§ **Goal**: Exclude all pictures, then copy each of the records exactly as written.

★ ★ ★ ★

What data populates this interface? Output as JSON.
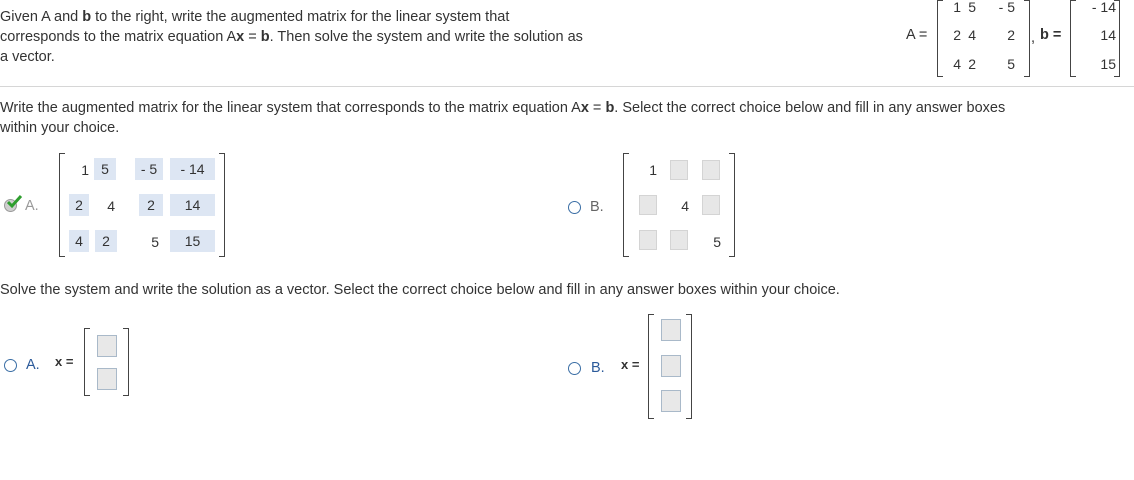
{
  "prompt": {
    "p1": "Given A and ",
    "p1b": "b",
    "p2": " to the right, write the augmented matrix for the linear system that",
    "p3": "corresponds to the matrix equation A",
    "p3x": "x",
    "p4": " = ",
    "p4b": "b",
    "p5": ". Then solve the system and write the solution as",
    "p6": "a vector."
  },
  "given": {
    "A_label": "A =",
    "b_label": "b =",
    "comma": ",",
    "A": [
      [
        "1",
        "5",
        "- 5"
      ],
      [
        "2",
        "4",
        "2"
      ],
      [
        "4",
        "2",
        "5"
      ]
    ],
    "b": [
      "- 14",
      "14",
      "15"
    ]
  },
  "part1": {
    "q1": "Write the augmented matrix for the linear system that corresponds to the matrix equation A",
    "q1x": "x",
    "q1eq": " = ",
    "q1b": "b",
    "q1end": ". Select the correct choice below and fill in any answer boxes",
    "q2": "within your choice.",
    "optionA_label": "A.",
    "optionB_label": "B.",
    "matrixA": [
      [
        "1",
        "5",
        "- 5",
        "- 14"
      ],
      [
        "2",
        "4",
        "2",
        "14"
      ],
      [
        "4",
        "2",
        "5",
        "15"
      ]
    ],
    "matrixB_visible": [
      "1",
      "4",
      "5"
    ]
  },
  "part2": {
    "question": "Solve the system and write the solution as a vector. Select the correct choice below and fill in any answer boxes within your choice.",
    "optionA_label": "A.",
    "optionB_label": "B.",
    "x_label": "x ="
  },
  "colors": {
    "check": "#2e9e2e",
    "radio": "#3a6ea5",
    "shade": "#dde6f3"
  }
}
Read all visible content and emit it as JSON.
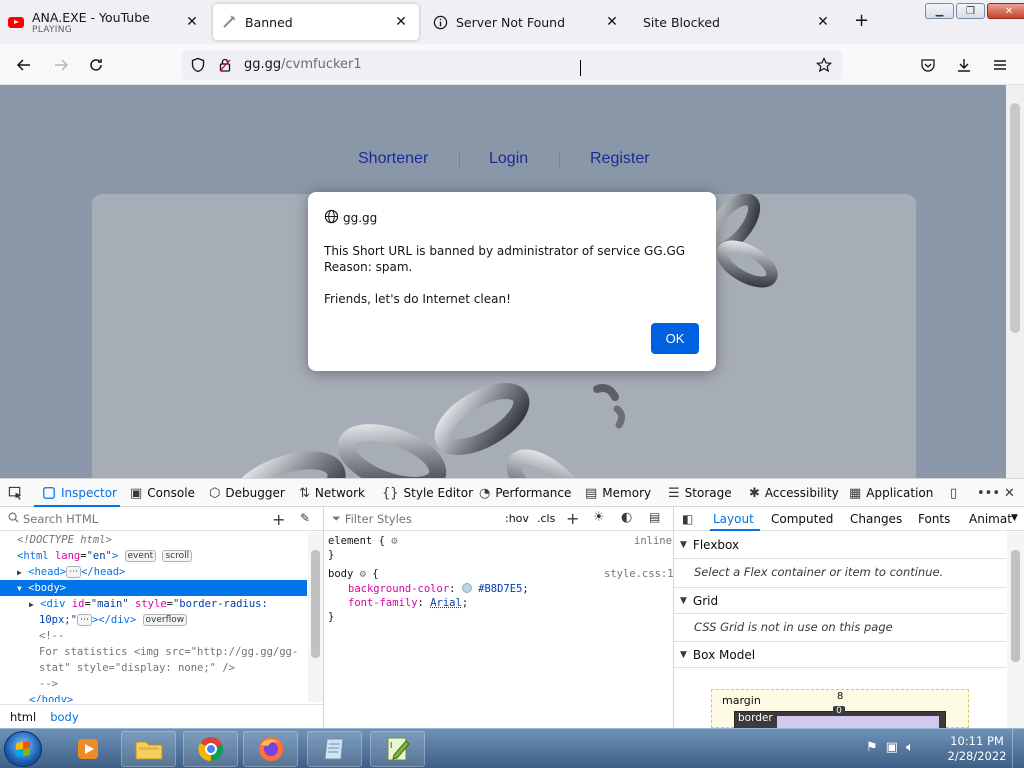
{
  "tabs": [
    {
      "title": "ANA.EXE - YouTube",
      "subtitle": "PLAYING",
      "close": "✕"
    },
    {
      "title": "Banned",
      "close": "✕"
    },
    {
      "title": "Server Not Found",
      "close": "✕"
    },
    {
      "title": "Site Blocked",
      "close": "✕"
    }
  ],
  "new_tab": "+",
  "url": {
    "host": "gg.gg",
    "path": "/cvmfucker1"
  },
  "page": {
    "menu": [
      "Shortener",
      "Login",
      "Register"
    ],
    "background_color": "#8A97A8"
  },
  "dialog": {
    "origin": "gg.gg",
    "lines": [
      "This Short URL is banned by administrator of service GG.GG",
      "Reason: spam.",
      "",
      "Friends, let's do Internet clean!"
    ],
    "ok": "OK"
  },
  "devtools": {
    "tabs": [
      "Inspector",
      "Console",
      "Debugger",
      "Network",
      "Style Editor",
      "Performance",
      "Memory",
      "Storage",
      "Accessibility",
      "Application"
    ],
    "search_placeholder": "Search HTML",
    "filter_placeholder": "Filter Styles",
    "hov": ":hov",
    "cls": ".cls",
    "tree": {
      "doctype": "<!DOCTYPE html>",
      "html_open": "<html",
      "html_lang_attr": "lang",
      "html_lang_val": "\"en\"",
      "html_close": ">",
      "badge_event": "event",
      "badge_scroll": "scroll",
      "head": "<head>",
      "head_close": "</head>",
      "body": "<body>",
      "div_open": "<div",
      "div_id_attr": "id",
      "div_id_val": "\"main\"",
      "div_style_attr": "style",
      "div_style_val1": "\"border-radius:",
      "div_style_val2": "10px;\"",
      "div_close": "></div>",
      "badge_overflow": "overflow",
      "comment_open": "<!--",
      "comment_line1": "For statistics <img src=\"http://gg.gg/gg-",
      "comment_line2": "stat\" style=\"display: none;\" />",
      "comment_close": "-->",
      "body_close": "</body>"
    },
    "breadcrumbs": [
      "html",
      "body"
    ],
    "rules": {
      "element_sel": "element {",
      "element_src": "inline",
      "close": "}",
      "body_sel": "body",
      "body_open": "{",
      "body_src": "style.css:1",
      "prop1": "background-color",
      "val1": "#B8D7E5",
      "prop2": "font-family",
      "val2": "Arial"
    },
    "layout_tabs": [
      "Layout",
      "Computed",
      "Changes",
      "Fonts",
      "Animat"
    ],
    "sections": [
      {
        "title": "Flexbox",
        "body": "Select a Flex container or item to continue."
      },
      {
        "title": "Grid",
        "body": "CSS Grid is not in use on this page"
      },
      {
        "title": "Box Model",
        "body": ""
      }
    ],
    "boxmodel": {
      "margin": "margin",
      "border": "border",
      "top": "8",
      "border_top": "0"
    }
  },
  "taskbar": {
    "time": "10:11 PM",
    "date": "2/28/2022"
  },
  "colors": {
    "accent": "#0074E8",
    "ok_button": "#0061E0",
    "selected_row": "#0074E8"
  }
}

★ ★ ★ ★

§ **Reply to the exercise**:
What data populates this interface? Output as JSON.
{
  "prompt": {
    "p1": "Given A and ",
    "p1b": "b",
    "p2": " to the right, write the augmented matrix for the linear system that",
    "p3": "corresponds to the matrix equation A",
    "p3x": "x",
    "p4": " = ",
    "p4b": "b",
    "p5": ". Then solve the system and write the solution as",
    "p6": "a vector."
  },
  "given": {
    "A_label": "A =",
    "b_label": "b =",
    "comma": ",",
    "A": [
      [
        "1",
        "5",
        "- 5"
      ],
      [
        "2",
        "4",
        "2"
      ],
      [
        "4",
        "2",
        "5"
      ]
    ],
    "b": [
      "- 14",
      "14",
      "15"
    ]
  },
  "part1": {
    "q1": "Write the augmented matrix for the linear system that corresponds to the matrix equation A",
    "q1x": "x",
    "q1eq": " = ",
    "q1b": "b",
    "q1end": ". Select the correct choice below and fill in any answer boxes",
    "q2": "within your choice.",
    "optionA_label": "A.",
    "optionB_label": "B.",
    "matrixA": [
      [
        "1",
        "5",
        "- 5",
        "- 14"
      ],
      [
        "2",
        "4",
        "2",
        "14"
      ],
      [
        "4",
        "2",
        "5",
        "15"
      ]
    ],
    "matrixB_visible": [
      "1",
      "4",
      "5"
    ]
  },
  "part2": {
    "question": "Solve the system and write the solution as a vector. Select the correct choice below and fill in any answer boxes within your choice.",
    "optionA_label": "A.",
    "optionB_label": "B.",
    "x_label": "x ="
  },
  "colors": {
    "check": "#2e9e2e",
    "radio": "#3a6ea5",
    "shade": "#dde6f3"
  }
}
Read all visible content and emit it as JSON.
{
  "tabs": [
    {
      "title": "ANA.EXE - YouTube",
      "subtitle": "PLAYING",
      "close": "✕"
    },
    {
      "title": "Banned",
      "close": "✕"
    },
    {
      "title": "Server Not Found",
      "close": "✕"
    },
    {
      "title": "Site Blocked",
      "close": "✕"
    }
  ],
  "new_tab": "+",
  "url": {
    "host": "gg.gg",
    "path": "/cvmfucker1"
  },
  "page": {
    "menu": [
      "Shortener",
      "Login",
      "Register"
    ],
    "background_color": "#8A97A8"
  },
  "dialog": {
    "origin": "gg.gg",
    "lines": [
      "This Short URL is banned by administrator of service GG.GG",
      "Reason: spam.",
      "",
      "Friends, let's do Internet clean!"
    ],
    "ok": "OK"
  },
  "devtools": {
    "tabs": [
      "Inspector",
      "Console",
      "Debugger",
      "Network",
      "Style Editor",
      "Performance",
      "Memory",
      "Storage",
      "Accessibility",
      "Application"
    ],
    "search_placeholder": "Search HTML",
    "filter_placeholder": "Filter Styles",
    "hov": ":hov",
    "cls": ".cls",
    "tree": {
      "doctype": "<!DOCTYPE html>",
      "html_open": "<html",
      "html_lang_attr": "lang",
      "html_lang_val": "\"en\"",
      "html_close": ">",
      "badge_event": "event",
      "badge_scroll": "scroll",
      "head": "<head>",
      "head_close": "</head>",
      "body": "<body>",
      "div_open": "<div",
      "div_id_attr": "id",
      "div_id_val": "\"main\"",
      "div_style_attr": "style",
      "div_style_val1": "\"border-radius:",
      "div_style_val2": "10px;\"",
      "div_close": "></div>",
      "badge_overflow": "overflow",
      "comment_open": "<!--",
      "comment_line1": "For statistics <img src=\"http://gg.gg/gg-",
      "comment_line2": "stat\" style=\"display: none;\" />",
      "comment_close": "-->",
      "body_close": "</body>"
    },
    "breadcrumbs": [
      "html",
      "body"
    ],
    "rules": {
      "element_sel": "element {",
      "element_src": "inline",
      "close": "}",
      "body_sel": "body",
      "body_open": "{",
      "body_src": "style.css:1",
      "prop1": "background-color",
      "val1": "#B8D7E5",
      "prop2": "font-family",
      "val2": "Arial"
    },
    "layout_tabs": [
      "Layout",
      "Computed",
      "Changes",
      "Fonts",
      "Animat"
    ],
    "sections": [
      {
        "title": "Flexbox",
        "body": "Select a Flex container or item to continue."
      },
      {
        "title": "Grid",
        "body": "CSS Grid is not in use on this page"
      },
      {
        "title": "Box Model",
        "body": ""
      }
    ],
    "boxmodel": {
      "margin": "margin",
      "border": "border",
      "top": "8",
      "border_top": "0"
    }
  },
  "taskbar": {
    "time": "10:11 PM",
    "date": "2/28/2022"
  },
  "colors": {
    "accent": "#0074E8",
    "ok_button": "#0061E0",
    "selected_row": "#0074E8"
  }
}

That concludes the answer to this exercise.